MATERIAL FOR THE TASK:
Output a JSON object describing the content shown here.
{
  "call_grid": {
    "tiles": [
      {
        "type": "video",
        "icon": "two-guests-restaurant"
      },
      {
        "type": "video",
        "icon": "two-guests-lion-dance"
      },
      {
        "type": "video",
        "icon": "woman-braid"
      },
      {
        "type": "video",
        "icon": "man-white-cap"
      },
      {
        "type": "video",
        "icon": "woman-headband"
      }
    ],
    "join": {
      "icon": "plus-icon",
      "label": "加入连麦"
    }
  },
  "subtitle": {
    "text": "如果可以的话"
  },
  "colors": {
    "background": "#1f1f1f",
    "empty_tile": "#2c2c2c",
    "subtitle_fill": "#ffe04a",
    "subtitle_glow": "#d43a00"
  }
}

---

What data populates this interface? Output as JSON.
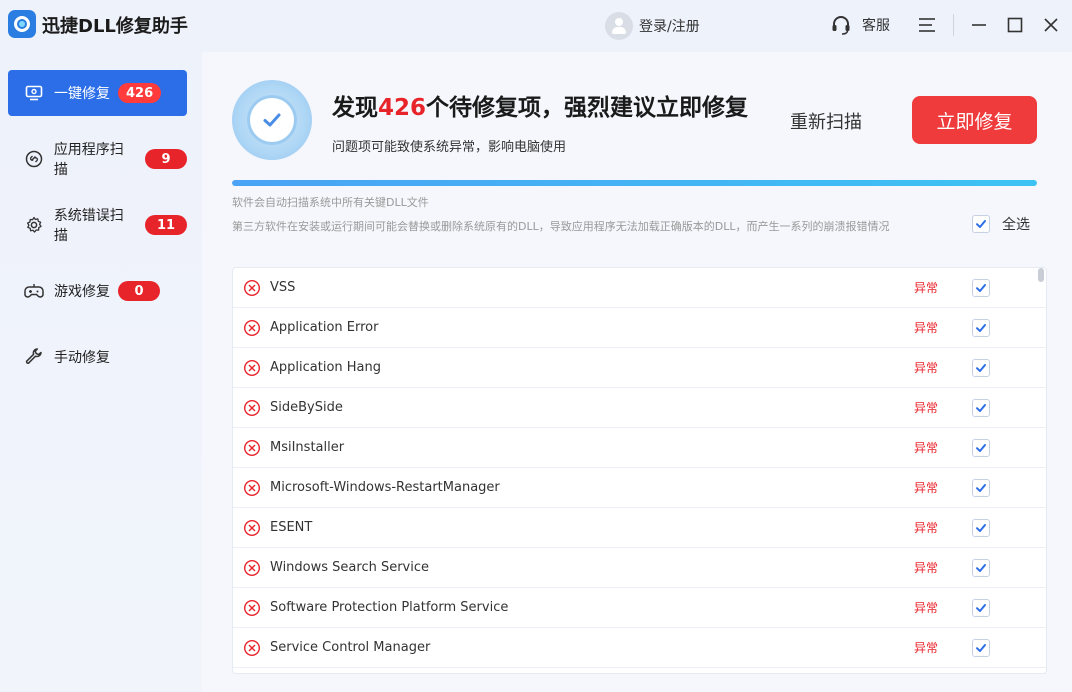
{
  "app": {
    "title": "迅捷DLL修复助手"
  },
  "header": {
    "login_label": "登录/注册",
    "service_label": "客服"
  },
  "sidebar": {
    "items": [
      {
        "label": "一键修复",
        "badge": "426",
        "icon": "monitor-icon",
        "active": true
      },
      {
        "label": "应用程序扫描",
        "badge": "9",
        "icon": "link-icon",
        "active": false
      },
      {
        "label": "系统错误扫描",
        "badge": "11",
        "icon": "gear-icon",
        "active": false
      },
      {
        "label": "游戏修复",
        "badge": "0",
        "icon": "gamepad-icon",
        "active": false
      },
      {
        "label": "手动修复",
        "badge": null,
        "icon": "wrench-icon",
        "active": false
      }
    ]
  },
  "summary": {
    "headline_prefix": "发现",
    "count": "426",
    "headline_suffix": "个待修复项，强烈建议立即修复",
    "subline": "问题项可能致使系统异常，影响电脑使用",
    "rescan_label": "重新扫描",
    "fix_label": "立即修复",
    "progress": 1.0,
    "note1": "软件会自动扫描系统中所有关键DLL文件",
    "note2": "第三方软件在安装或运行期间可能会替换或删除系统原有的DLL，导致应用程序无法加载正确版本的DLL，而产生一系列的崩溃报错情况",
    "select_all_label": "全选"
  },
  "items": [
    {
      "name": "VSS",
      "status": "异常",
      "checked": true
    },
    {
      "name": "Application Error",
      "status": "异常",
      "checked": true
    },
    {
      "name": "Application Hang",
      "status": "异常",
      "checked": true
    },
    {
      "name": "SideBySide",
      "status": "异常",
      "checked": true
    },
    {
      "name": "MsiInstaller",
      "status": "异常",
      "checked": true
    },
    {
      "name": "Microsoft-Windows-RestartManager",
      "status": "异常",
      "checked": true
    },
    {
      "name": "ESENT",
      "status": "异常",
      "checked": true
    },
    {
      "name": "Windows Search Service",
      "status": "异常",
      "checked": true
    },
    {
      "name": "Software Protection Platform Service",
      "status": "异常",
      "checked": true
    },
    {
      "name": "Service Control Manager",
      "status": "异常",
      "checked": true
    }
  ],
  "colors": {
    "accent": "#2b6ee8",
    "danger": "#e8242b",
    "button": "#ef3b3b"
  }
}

EXERCISE DIRECTIONS:
Check each line of the records above for "icon", and copy those that have it.

RIGHT ANSWER:
        "icon": "two-guests-restaurant"
        "icon": "two-guests-lion-dance"
        "icon": "woman-braid"
        "icon": "man-white-cap"
        "icon": "woman-headband"
      "icon": "plus-icon",
        "icon": "monitor-icon",
        "icon": "link-icon",
        "icon": "gear-icon",
        "icon": "gamepad-icon",
        "icon": "wrench-icon",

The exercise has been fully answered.